Records =
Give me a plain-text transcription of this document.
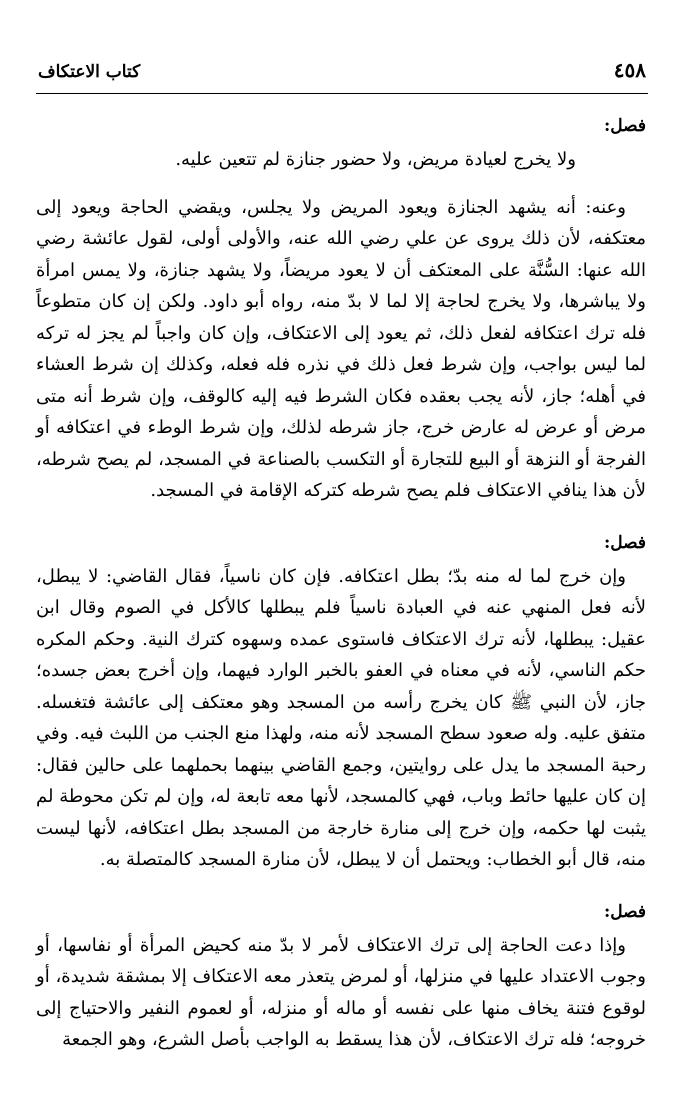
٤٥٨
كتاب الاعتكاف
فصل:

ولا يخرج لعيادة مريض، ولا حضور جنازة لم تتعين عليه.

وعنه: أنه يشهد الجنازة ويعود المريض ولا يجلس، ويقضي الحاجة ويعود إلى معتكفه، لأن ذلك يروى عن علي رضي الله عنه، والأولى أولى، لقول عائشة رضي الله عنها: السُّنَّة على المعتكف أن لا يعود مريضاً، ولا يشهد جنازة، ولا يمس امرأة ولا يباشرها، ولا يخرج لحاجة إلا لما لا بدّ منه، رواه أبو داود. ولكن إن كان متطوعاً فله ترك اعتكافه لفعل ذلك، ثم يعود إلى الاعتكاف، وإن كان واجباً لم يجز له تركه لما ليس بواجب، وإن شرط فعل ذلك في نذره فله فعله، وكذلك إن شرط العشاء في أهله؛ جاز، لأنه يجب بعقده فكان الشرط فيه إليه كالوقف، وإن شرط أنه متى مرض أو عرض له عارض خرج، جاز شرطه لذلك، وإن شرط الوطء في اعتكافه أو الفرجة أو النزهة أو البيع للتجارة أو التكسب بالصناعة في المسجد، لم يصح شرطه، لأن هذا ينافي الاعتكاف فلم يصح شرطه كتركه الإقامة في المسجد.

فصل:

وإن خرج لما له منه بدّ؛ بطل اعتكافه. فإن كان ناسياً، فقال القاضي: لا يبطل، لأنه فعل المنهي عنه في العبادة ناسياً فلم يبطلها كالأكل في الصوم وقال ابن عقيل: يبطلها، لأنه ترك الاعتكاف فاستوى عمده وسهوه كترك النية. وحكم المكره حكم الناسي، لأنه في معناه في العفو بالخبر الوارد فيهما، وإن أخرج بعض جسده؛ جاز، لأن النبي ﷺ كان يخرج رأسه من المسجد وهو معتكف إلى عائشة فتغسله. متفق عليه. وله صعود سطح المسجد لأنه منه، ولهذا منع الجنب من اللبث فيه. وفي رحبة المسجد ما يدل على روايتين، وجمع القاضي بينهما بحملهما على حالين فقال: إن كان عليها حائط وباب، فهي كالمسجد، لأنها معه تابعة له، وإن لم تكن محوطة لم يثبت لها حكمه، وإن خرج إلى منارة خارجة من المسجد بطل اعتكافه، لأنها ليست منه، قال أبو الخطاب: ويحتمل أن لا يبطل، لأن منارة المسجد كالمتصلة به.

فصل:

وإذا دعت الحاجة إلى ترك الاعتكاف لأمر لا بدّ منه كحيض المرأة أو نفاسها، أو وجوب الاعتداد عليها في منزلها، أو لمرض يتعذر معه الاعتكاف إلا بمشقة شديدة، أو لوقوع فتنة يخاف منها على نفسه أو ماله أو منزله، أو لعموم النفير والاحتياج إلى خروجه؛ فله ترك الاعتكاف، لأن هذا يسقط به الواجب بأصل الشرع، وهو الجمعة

Work required = Copy out each record shown above without alteration, skipping any picture.

Solution to the problem =
Give me a plain-text transcription of this document.
٤٥٨
كتاب الاعتكاف
فصل:

ولا يخرج لعيادة مريض، ولا حضور جنازة لم تتعين عليه.

وعنه: أنه يشهد الجنازة ويعود المريض ولا يجلس، ويقضي الحاجة ويعود إلى معتكفه، لأن ذلك يروى عن علي رضي الله عنه، والأولى أولى، لقول عائشة رضي الله عنها: السُّنَّة على المعتكف أن لا يعود مريضاً، ولا يشهد جنازة، ولا يمس امرأة ولا يباشرها، ولا يخرج لحاجة إلا لما لا بدّ منه، رواه أبو داود. ولكن إن كان متطوعاً فله ترك اعتكافه لفعل ذلك، ثم يعود إلى الاعتكاف، وإن كان واجباً لم يجز له تركه لما ليس بواجب، وإن شرط فعل ذلك في نذره فله فعله، وكذلك إن شرط العشاء في أهله؛ جاز، لأنه يجب بعقده فكان الشرط فيه إليه كالوقف، وإن شرط أنه متى مرض أو عرض له عارض خرج، جاز شرطه لذلك، وإن شرط الوطء في اعتكافه أو الفرجة أو النزهة أو البيع للتجارة أو التكسب بالصناعة في المسجد، لم يصح شرطه، لأن هذا ينافي الاعتكاف فلم يصح شرطه كتركه الإقامة في المسجد.

فصل:

وإن خرج لما له منه بدّ؛ بطل اعتكافه. فإن كان ناسياً، فقال القاضي: لا يبطل، لأنه فعل المنهي عنه في العبادة ناسياً فلم يبطلها كالأكل في الصوم وقال ابن عقيل: يبطلها، لأنه ترك الاعتكاف فاستوى عمده وسهوه كترك النية. وحكم المكره حكم الناسي، لأنه في معناه في العفو بالخبر الوارد فيهما، وإن أخرج بعض جسده؛ جاز، لأن النبي ﷺ كان يخرج رأسه من المسجد وهو معتكف إلى عائشة فتغسله. متفق عليه. وله صعود سطح المسجد لأنه منه، ولهذا منع الجنب من اللبث فيه. وفي رحبة المسجد ما يدل على روايتين، وجمع القاضي بينهما بحملهما على حالين فقال: إن كان عليها حائط وباب، فهي كالمسجد، لأنها معه تابعة له، وإن لم تكن محوطة لم يثبت لها حكمه، وإن خرج إلى منارة خارجة من المسجد بطل اعتكافه، لأنها ليست منه، قال أبو الخطاب: ويحتمل أن لا يبطل، لأن منارة المسجد كالمتصلة به.

فصل:

وإذا دعت الحاجة إلى ترك الاعتكاف لأمر لا بدّ منه كحيض المرأة أو نفاسها، أو وجوب الاعتداد عليها في منزلها، أو لمرض يتعذر معه الاعتكاف إلا بمشقة شديدة، أو لوقوع فتنة يخاف منها على نفسه أو ماله أو منزله، أو لعموم النفير والاحتياج إلى خروجه؛ فله ترك الاعتكاف، لأن هذا يسقط به الواجب بأصل الشرع، وهو الجمعة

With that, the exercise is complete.